WHAT IS REQUIRED: Reproduce the entries below in full, word for word.

EXERCISE MATERIAL:
_ _ _

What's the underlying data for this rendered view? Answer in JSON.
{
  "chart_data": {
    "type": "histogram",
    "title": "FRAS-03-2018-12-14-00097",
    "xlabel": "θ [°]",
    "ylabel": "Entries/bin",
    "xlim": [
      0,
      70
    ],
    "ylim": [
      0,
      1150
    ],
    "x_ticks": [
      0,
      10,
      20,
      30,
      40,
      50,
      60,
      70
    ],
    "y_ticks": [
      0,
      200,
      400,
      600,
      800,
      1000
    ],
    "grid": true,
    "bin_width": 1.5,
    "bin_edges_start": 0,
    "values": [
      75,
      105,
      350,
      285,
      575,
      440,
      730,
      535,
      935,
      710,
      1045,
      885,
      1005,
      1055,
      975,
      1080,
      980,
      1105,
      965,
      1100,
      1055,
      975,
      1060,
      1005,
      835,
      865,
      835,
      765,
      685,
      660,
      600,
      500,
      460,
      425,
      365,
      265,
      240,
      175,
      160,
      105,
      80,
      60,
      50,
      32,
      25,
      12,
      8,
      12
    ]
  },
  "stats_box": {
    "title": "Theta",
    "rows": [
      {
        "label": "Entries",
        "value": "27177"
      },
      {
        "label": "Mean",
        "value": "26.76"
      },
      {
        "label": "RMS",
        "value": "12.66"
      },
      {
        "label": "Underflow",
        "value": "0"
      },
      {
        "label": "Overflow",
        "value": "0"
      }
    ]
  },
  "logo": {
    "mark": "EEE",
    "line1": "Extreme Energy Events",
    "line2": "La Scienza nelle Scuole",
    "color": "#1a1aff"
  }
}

_ _ _

CORRECT RESULT:
What's the underlying data for this rendered view? Answer in JSON.
{
  "chart_data": {
    "type": "histogram",
    "title": "FRAS-03-2018-12-14-00097",
    "xlabel": "θ [°]",
    "ylabel": "Entries/bin",
    "xlim": [
      0,
      70
    ],
    "ylim": [
      0,
      1150
    ],
    "x_ticks": [
      0,
      10,
      20,
      30,
      40,
      50,
      60,
      70
    ],
    "y_ticks": [
      0,
      200,
      400,
      600,
      800,
      1000
    ],
    "grid": true,
    "bin_width": 1.5,
    "bin_edges_start": 0,
    "values": [
      75,
      105,
      350,
      285,
      575,
      440,
      730,
      535,
      935,
      710,
      1045,
      885,
      1005,
      1055,
      975,
      1080,
      980,
      1105,
      965,
      1100,
      1055,
      975,
      1060,
      1005,
      835,
      865,
      835,
      765,
      685,
      660,
      600,
      500,
      460,
      425,
      365,
      265,
      240,
      175,
      160,
      105,
      80,
      60,
      50,
      32,
      25,
      12,
      8,
      12
    ]
  },
  "stats_box": {
    "title": "Theta",
    "rows": [
      {
        "label": "Entries",
        "value": "27177"
      },
      {
        "label": "Mean",
        "value": "26.76"
      },
      {
        "label": "RMS",
        "value": "12.66"
      },
      {
        "label": "Underflow",
        "value": "0"
      },
      {
        "label": "Overflow",
        "value": "0"
      }
    ]
  },
  "logo": {
    "mark": "EEE",
    "line1": "Extreme Energy Events",
    "line2": "La Scienza nelle Scuole",
    "color": "#1a1aff"
  }
}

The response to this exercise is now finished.